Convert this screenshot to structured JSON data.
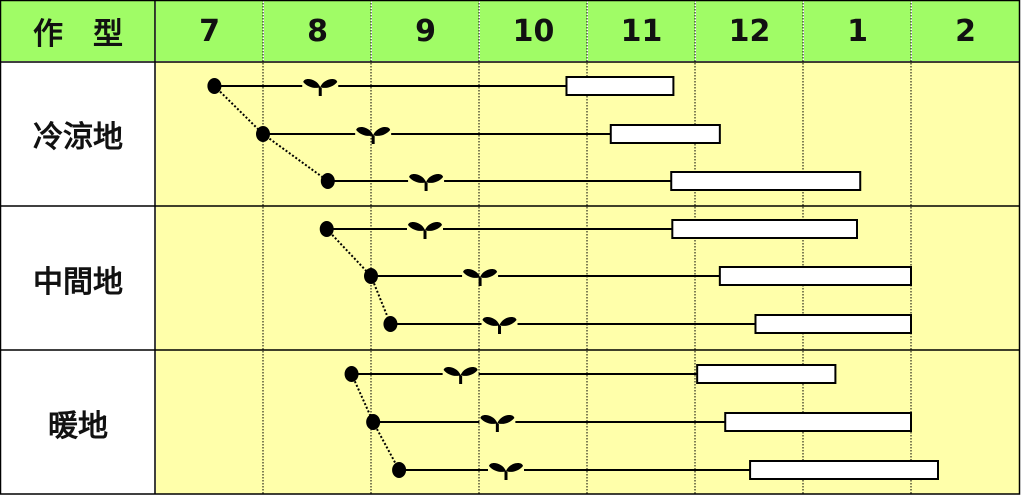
{
  "header": {
    "type_label": "作　型",
    "months": [
      "7",
      "8",
      "9",
      "10",
      "11",
      "12",
      "1",
      "2"
    ]
  },
  "colors": {
    "header_bg": "#a0fc66",
    "body_bg": "#ffffaa",
    "line": "#000000"
  },
  "legend_icons": {
    "sowing": "filled-circle",
    "planting": "sprout-icon",
    "harvest": "open-rectangle"
  },
  "groups": [
    {
      "label": "冷涼地",
      "rows": [
        {
          "sow": [
            7,
            0.55
          ],
          "plant": [
            8,
            0.53
          ],
          "harvest_start": [
            10,
            0.81
          ],
          "harvest_end": [
            11,
            0.8
          ]
        },
        {
          "sow": [
            8,
            0.0
          ],
          "plant": [
            9,
            0.02
          ],
          "harvest_start": [
            11,
            0.22
          ],
          "harvest_end": [
            12,
            0.23
          ]
        },
        {
          "sow": [
            8,
            0.6
          ],
          "plant": [
            9,
            0.51
          ],
          "harvest_start": [
            11,
            0.78
          ],
          "harvest_end": [
            1,
            0.53
          ]
        }
      ]
    },
    {
      "label": "中間地",
      "rows": [
        {
          "sow": [
            8,
            0.59
          ],
          "plant": [
            9,
            0.5
          ],
          "harvest_start": [
            11,
            0.79
          ],
          "harvest_end": [
            1,
            0.5
          ]
        },
        {
          "sow": [
            9,
            0.0
          ],
          "plant": [
            10,
            0.01
          ],
          "harvest_start": [
            12,
            0.23
          ],
          "harvest_end": [
            2,
            0.0
          ]
        },
        {
          "sow": [
            9,
            0.18
          ],
          "plant": [
            10,
            0.19
          ],
          "harvest_start": [
            12,
            0.56
          ],
          "harvest_end": [
            2,
            0.0
          ]
        }
      ]
    },
    {
      "label": "暖地",
      "rows": [
        {
          "sow": [
            8,
            0.82
          ],
          "plant": [
            9,
            0.83
          ],
          "harvest_start": [
            12,
            0.02
          ],
          "harvest_end": [
            1,
            0.3
          ]
        },
        {
          "sow": [
            9,
            0.02
          ],
          "plant": [
            10,
            0.17
          ],
          "harvest_start": [
            12,
            0.28
          ],
          "harvest_end": [
            2,
            0.0
          ]
        },
        {
          "sow": [
            9,
            0.26
          ],
          "plant": [
            10,
            0.25
          ],
          "harvest_start": [
            12,
            0.51
          ],
          "harvest_end": [
            2,
            0.25
          ]
        }
      ]
    }
  ]
}
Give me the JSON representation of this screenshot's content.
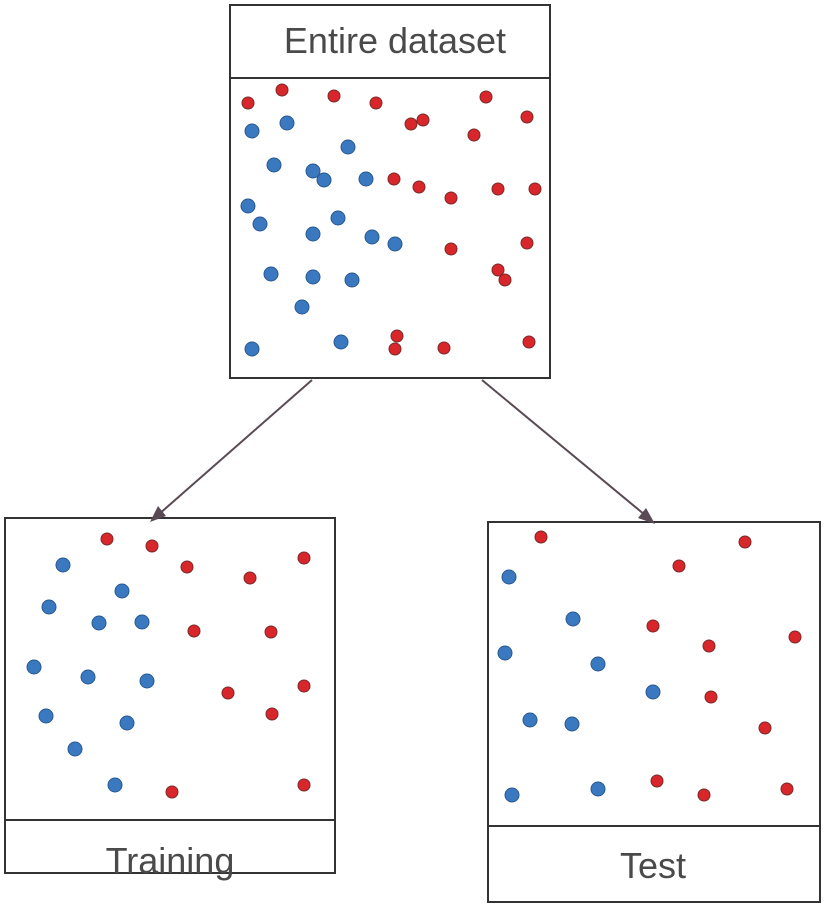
{
  "diagram": {
    "title": "Entire dataset",
    "colors": {
      "blue_point": "#3a78c0",
      "red_point": "#d8262b",
      "red_point_outline": "#7a2a2a",
      "blue_point_outline": "#2a5890",
      "arrow": "#5a4a55"
    },
    "nodes": {
      "entire": {
        "label": "Entire dataset"
      },
      "training": {
        "label": "Training"
      },
      "test": {
        "label": "Test"
      }
    },
    "edges": [
      {
        "from": "entire",
        "to": "training"
      },
      {
        "from": "entire",
        "to": "test"
      }
    ]
  }
}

[Short exercise]:
Where a line of the entries contains the word "screenshot", copy that line.

[Completed exercise]:
Convert this screenshot to structured JSON data.
Give me the JSON representation of this screenshot's content.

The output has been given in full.